[CHALLENGE]:
Find every line with the string "USDCAD" in it, count them, and reply with that count only.

[TASK INPUTS]:
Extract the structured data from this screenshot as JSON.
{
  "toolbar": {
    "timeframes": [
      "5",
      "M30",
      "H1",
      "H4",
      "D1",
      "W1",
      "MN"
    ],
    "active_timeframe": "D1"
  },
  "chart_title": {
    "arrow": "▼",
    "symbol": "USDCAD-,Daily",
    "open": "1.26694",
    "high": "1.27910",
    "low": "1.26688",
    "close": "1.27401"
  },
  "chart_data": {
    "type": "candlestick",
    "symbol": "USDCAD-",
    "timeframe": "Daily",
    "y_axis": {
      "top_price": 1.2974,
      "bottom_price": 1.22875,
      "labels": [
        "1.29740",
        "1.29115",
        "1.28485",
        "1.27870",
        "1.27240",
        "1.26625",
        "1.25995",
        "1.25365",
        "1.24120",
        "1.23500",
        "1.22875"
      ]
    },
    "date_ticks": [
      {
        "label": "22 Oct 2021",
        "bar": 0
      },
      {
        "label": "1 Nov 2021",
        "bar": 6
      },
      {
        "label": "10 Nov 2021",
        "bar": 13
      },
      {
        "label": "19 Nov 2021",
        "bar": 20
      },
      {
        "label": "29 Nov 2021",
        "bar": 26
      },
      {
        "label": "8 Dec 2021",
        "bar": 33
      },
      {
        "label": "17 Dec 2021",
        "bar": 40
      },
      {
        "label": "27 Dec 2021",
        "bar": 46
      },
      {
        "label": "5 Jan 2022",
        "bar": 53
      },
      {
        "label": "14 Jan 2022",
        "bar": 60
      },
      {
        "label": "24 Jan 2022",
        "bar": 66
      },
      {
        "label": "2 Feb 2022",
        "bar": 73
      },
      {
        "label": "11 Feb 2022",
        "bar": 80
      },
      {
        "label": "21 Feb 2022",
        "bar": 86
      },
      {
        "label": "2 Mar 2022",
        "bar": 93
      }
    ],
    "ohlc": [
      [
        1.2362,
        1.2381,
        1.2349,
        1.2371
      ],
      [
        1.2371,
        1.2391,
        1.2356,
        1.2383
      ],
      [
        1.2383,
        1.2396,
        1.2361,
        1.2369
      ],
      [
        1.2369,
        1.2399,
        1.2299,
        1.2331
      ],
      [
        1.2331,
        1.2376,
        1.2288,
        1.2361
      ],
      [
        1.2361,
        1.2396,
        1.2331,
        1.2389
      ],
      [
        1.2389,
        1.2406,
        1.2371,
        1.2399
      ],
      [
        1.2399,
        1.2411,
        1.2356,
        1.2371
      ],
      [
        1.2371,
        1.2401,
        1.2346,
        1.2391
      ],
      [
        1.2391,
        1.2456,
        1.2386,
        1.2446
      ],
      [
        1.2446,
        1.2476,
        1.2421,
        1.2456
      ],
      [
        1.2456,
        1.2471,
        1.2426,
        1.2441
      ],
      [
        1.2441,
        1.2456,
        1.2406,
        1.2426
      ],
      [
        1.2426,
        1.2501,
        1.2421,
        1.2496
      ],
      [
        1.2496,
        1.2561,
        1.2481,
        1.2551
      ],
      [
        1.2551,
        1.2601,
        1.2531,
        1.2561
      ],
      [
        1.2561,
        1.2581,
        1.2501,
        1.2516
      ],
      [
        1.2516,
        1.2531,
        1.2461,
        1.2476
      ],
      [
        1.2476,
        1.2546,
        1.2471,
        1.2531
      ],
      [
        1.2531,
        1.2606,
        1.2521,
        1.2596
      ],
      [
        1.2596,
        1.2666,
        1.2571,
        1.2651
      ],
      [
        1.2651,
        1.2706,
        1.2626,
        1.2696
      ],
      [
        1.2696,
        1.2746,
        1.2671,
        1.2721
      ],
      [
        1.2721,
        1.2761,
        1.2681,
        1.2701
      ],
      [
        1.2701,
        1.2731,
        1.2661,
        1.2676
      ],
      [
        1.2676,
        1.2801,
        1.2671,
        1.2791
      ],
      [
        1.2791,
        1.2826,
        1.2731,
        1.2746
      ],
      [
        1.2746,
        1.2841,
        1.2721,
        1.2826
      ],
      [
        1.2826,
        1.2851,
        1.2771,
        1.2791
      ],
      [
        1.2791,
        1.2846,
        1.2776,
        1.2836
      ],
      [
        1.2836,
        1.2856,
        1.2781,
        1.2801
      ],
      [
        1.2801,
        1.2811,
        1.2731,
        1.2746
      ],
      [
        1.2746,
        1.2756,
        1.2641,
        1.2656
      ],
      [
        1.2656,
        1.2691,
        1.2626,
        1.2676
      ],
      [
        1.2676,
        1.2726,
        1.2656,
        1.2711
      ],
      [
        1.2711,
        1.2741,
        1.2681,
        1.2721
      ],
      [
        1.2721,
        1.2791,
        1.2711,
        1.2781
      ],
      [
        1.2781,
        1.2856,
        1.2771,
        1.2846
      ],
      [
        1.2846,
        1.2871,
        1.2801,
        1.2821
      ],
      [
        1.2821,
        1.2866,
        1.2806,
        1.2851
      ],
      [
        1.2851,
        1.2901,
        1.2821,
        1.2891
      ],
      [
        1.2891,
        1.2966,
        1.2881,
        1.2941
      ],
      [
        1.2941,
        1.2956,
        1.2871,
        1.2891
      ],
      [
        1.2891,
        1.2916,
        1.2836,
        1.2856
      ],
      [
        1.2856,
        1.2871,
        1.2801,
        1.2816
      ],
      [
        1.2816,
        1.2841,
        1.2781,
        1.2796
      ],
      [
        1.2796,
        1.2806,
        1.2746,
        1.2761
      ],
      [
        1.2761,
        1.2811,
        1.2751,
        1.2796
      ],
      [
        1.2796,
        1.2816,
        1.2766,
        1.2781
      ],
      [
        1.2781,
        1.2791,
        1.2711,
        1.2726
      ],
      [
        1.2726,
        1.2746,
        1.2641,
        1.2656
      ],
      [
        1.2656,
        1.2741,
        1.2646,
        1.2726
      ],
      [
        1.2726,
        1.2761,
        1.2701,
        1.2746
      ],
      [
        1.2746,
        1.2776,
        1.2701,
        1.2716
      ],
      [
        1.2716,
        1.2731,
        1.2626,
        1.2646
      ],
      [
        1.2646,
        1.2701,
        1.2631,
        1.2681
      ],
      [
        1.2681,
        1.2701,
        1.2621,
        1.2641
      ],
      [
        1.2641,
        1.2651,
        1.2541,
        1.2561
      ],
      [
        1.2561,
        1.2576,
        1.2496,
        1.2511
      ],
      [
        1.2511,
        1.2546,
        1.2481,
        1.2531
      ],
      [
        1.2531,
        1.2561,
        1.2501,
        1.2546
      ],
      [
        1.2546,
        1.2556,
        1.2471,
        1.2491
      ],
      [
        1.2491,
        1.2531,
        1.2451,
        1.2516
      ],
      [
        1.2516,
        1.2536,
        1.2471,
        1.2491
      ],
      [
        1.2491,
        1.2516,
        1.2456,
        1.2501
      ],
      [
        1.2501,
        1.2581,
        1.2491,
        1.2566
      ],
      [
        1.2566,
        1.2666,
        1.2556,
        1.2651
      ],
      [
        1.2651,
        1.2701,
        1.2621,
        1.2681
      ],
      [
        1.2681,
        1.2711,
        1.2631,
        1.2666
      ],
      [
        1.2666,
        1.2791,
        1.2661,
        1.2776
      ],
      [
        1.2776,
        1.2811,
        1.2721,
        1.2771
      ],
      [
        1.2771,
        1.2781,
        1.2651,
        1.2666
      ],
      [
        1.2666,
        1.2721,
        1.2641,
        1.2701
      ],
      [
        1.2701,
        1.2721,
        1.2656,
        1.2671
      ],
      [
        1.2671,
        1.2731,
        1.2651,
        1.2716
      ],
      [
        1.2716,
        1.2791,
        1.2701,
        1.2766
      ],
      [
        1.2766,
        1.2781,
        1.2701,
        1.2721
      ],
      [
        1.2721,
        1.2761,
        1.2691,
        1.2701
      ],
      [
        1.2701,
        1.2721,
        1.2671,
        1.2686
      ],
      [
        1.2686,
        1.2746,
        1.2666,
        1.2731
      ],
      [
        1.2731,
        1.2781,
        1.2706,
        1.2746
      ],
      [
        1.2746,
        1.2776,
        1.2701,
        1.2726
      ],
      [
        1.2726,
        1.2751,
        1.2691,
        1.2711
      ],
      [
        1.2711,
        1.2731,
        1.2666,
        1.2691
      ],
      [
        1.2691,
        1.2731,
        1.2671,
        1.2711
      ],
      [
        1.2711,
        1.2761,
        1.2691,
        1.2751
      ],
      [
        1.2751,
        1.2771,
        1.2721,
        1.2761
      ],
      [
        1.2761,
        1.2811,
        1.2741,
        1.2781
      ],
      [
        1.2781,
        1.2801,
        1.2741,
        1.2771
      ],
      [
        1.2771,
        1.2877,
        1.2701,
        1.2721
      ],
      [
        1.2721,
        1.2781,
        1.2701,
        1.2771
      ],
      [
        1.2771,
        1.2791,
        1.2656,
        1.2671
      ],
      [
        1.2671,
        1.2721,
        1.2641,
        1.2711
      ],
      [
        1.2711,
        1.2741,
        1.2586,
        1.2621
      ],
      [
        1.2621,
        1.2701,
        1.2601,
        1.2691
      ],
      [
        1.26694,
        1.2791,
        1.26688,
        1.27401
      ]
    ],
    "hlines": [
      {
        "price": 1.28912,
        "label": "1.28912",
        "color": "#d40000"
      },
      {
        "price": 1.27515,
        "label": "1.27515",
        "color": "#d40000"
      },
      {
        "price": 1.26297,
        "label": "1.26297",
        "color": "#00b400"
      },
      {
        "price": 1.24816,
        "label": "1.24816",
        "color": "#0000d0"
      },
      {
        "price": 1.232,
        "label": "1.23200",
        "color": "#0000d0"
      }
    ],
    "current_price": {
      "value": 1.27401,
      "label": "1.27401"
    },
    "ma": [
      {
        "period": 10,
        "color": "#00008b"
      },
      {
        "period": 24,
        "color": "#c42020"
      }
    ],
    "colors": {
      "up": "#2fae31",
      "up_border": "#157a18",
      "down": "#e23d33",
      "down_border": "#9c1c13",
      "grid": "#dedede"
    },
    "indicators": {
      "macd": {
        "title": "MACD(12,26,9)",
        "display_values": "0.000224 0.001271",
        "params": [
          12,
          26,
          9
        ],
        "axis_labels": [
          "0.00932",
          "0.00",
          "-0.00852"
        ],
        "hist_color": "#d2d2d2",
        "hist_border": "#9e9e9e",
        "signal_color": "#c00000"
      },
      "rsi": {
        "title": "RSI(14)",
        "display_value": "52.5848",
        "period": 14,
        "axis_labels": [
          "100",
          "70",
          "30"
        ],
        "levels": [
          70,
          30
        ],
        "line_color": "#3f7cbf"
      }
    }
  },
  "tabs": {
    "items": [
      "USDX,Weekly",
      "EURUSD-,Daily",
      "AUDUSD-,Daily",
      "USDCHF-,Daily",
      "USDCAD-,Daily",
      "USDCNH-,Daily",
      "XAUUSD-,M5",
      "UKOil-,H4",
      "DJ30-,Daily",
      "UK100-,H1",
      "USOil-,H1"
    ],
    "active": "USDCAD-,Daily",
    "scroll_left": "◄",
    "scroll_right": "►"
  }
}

[THE RESULT]:
4